DIRECTION
Could you copy out the data between the lines holding "Localize 8 of" and "data-label: 36% xyxy=(167,336,207,358)", inclusive, leaving the pictures out?

----- SUPPLIED DATA

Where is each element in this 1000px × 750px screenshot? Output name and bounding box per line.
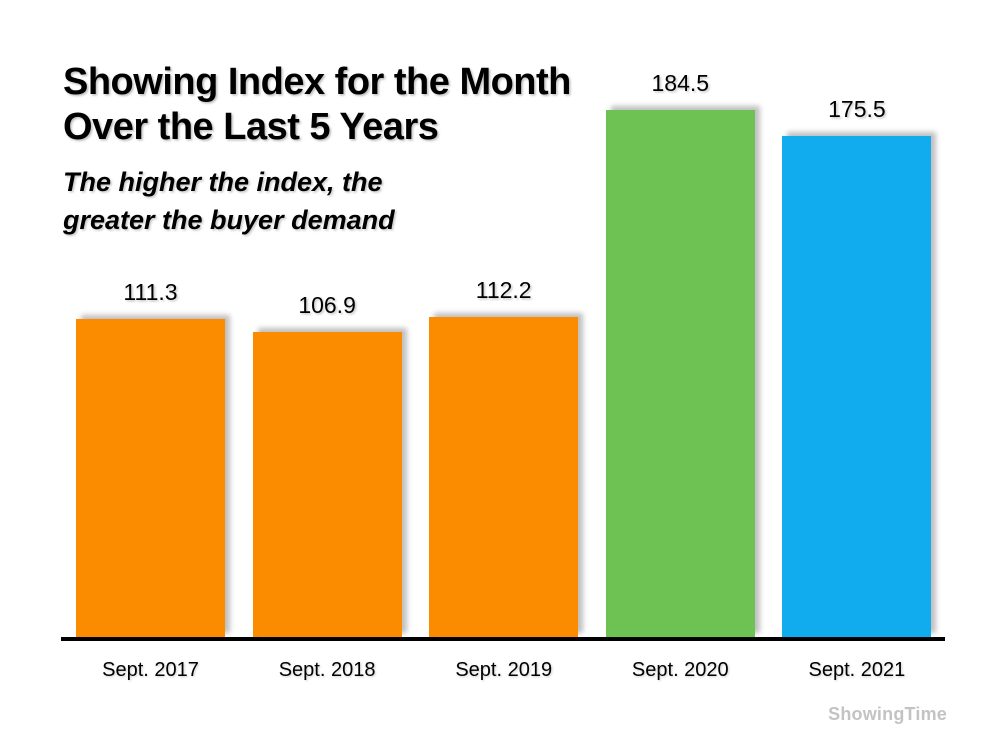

----------
----- SUPPLIED DATA

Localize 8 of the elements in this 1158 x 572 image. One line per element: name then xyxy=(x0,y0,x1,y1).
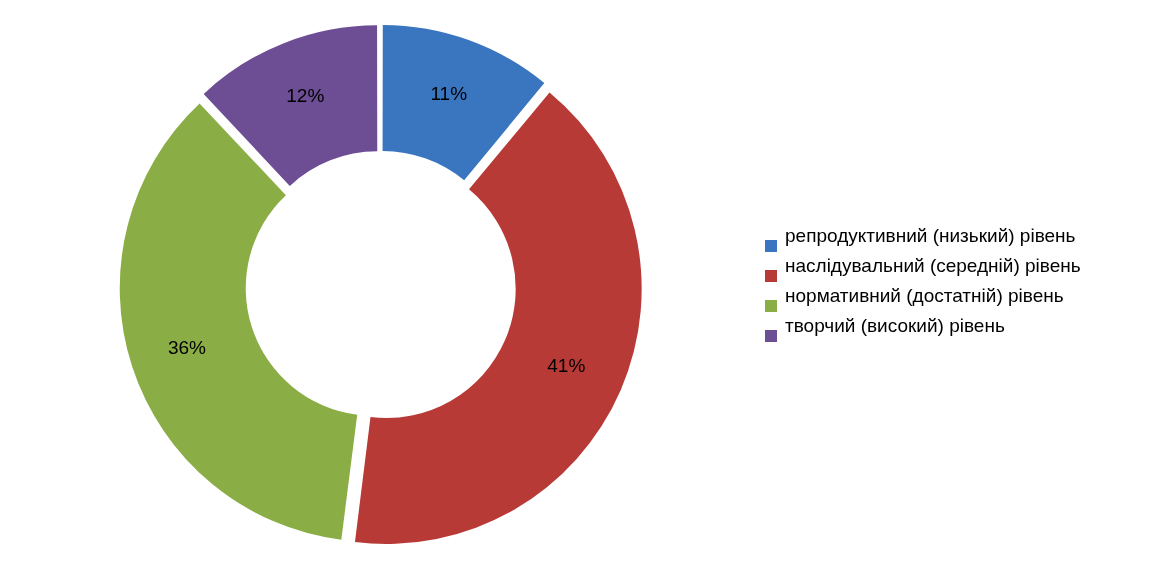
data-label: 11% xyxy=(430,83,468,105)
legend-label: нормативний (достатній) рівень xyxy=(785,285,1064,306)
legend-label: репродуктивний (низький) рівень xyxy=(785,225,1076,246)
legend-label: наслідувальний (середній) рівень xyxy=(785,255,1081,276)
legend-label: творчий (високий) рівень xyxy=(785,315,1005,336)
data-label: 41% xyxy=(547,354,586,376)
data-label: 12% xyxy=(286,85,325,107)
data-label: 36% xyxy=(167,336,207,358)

----------

FINISHED TASK
Localize 8 of the elements in this 1158 x 572 image. One line per element: name then xyxy=(x0,y0,x1,y1).
data-label: 11% xyxy=(430,83,468,105)
legend-label: нормативний (достатній) рівень xyxy=(785,285,1064,306)
legend-label: репродуктивний (низький) рівень xyxy=(785,225,1076,246)
legend-label: наслідувальний (середній) рівень xyxy=(785,255,1081,276)
legend-label: творчий (високий) рівень xyxy=(785,315,1005,336)
data-label: 41% xyxy=(547,354,586,376)
data-label: 12% xyxy=(286,85,325,107)
data-label: 36% xyxy=(167,336,207,358)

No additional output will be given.